* _Dataset rows_
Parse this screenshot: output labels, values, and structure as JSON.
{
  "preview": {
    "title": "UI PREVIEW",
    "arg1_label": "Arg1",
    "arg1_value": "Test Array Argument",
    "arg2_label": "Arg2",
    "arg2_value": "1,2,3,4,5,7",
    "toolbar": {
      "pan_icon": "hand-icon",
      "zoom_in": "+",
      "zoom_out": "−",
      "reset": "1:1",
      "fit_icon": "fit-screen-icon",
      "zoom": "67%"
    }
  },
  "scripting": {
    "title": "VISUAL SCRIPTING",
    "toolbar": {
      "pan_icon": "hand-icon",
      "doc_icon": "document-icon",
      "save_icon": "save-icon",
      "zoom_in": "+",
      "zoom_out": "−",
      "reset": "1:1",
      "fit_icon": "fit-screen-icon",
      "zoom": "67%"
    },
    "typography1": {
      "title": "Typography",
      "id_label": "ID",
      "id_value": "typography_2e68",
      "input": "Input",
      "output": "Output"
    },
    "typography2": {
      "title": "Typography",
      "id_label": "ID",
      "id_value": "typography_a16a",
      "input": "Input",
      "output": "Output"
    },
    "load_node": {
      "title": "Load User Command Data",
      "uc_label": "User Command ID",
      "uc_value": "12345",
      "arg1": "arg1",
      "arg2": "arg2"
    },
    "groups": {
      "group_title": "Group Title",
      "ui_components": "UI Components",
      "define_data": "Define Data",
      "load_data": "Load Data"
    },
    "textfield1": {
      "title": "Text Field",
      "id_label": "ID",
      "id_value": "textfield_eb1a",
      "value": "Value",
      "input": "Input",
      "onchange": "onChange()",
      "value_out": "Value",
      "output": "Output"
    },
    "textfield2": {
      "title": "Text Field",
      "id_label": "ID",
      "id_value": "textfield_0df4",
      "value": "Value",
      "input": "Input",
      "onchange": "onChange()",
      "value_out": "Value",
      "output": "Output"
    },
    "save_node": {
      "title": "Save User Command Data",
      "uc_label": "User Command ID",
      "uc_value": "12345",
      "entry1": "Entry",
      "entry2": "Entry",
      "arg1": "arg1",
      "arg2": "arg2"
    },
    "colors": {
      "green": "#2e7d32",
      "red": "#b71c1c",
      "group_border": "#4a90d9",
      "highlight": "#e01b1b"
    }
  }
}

* _Written problem_
Copy the entries above exactly, leaving none out.

* _Final result_
Parse this screenshot: output labels, values, and structure as JSON.
{
  "preview": {
    "title": "UI PREVIEW",
    "arg1_label": "Arg1",
    "arg1_value": "Test Array Argument",
    "arg2_label": "Arg2",
    "arg2_value": "1,2,3,4,5,7",
    "toolbar": {
      "pan_icon": "hand-icon",
      "zoom_in": "+",
      "zoom_out": "−",
      "reset": "1:1",
      "fit_icon": "fit-screen-icon",
      "zoom": "67%"
    }
  },
  "scripting": {
    "title": "VISUAL SCRIPTING",
    "toolbar": {
      "pan_icon": "hand-icon",
      "doc_icon": "document-icon",
      "save_icon": "save-icon",
      "zoom_in": "+",
      "zoom_out": "−",
      "reset": "1:1",
      "fit_icon": "fit-screen-icon",
      "zoom": "67%"
    },
    "typography1": {
      "title": "Typography",
      "id_label": "ID",
      "id_value": "typography_2e68",
      "input": "Input",
      "output": "Output"
    },
    "typography2": {
      "title": "Typography",
      "id_label": "ID",
      "id_value": "typography_a16a",
      "input": "Input",
      "output": "Output"
    },
    "load_node": {
      "title": "Load User Command Data",
      "uc_label": "User Command ID",
      "uc_value": "12345",
      "arg1": "arg1",
      "arg2": "arg2"
    },
    "groups": {
      "group_title": "Group Title",
      "ui_components": "UI Components",
      "define_data": "Define Data",
      "load_data": "Load Data"
    },
    "textfield1": {
      "title": "Text Field",
      "id_label": "ID",
      "id_value": "textfield_eb1a",
      "value": "Value",
      "input": "Input",
      "onchange": "onChange()",
      "value_out": "Value",
      "output": "Output"
    },
    "textfield2": {
      "title": "Text Field",
      "id_label": "ID",
      "id_value": "textfield_0df4",
      "value": "Value",
      "input": "Input",
      "onchange": "onChange()",
      "value_out": "Value",
      "output": "Output"
    },
    "save_node": {
      "title": "Save User Command Data",
      "uc_label": "User Command ID",
      "uc_value": "12345",
      "entry1": "Entry",
      "entry2": "Entry",
      "arg1": "arg1",
      "arg2": "arg2"
    },
    "colors": {
      "green": "#2e7d32",
      "red": "#b71c1c",
      "group_border": "#4a90d9",
      "highlight": "#e01b1b"
    }
  }
}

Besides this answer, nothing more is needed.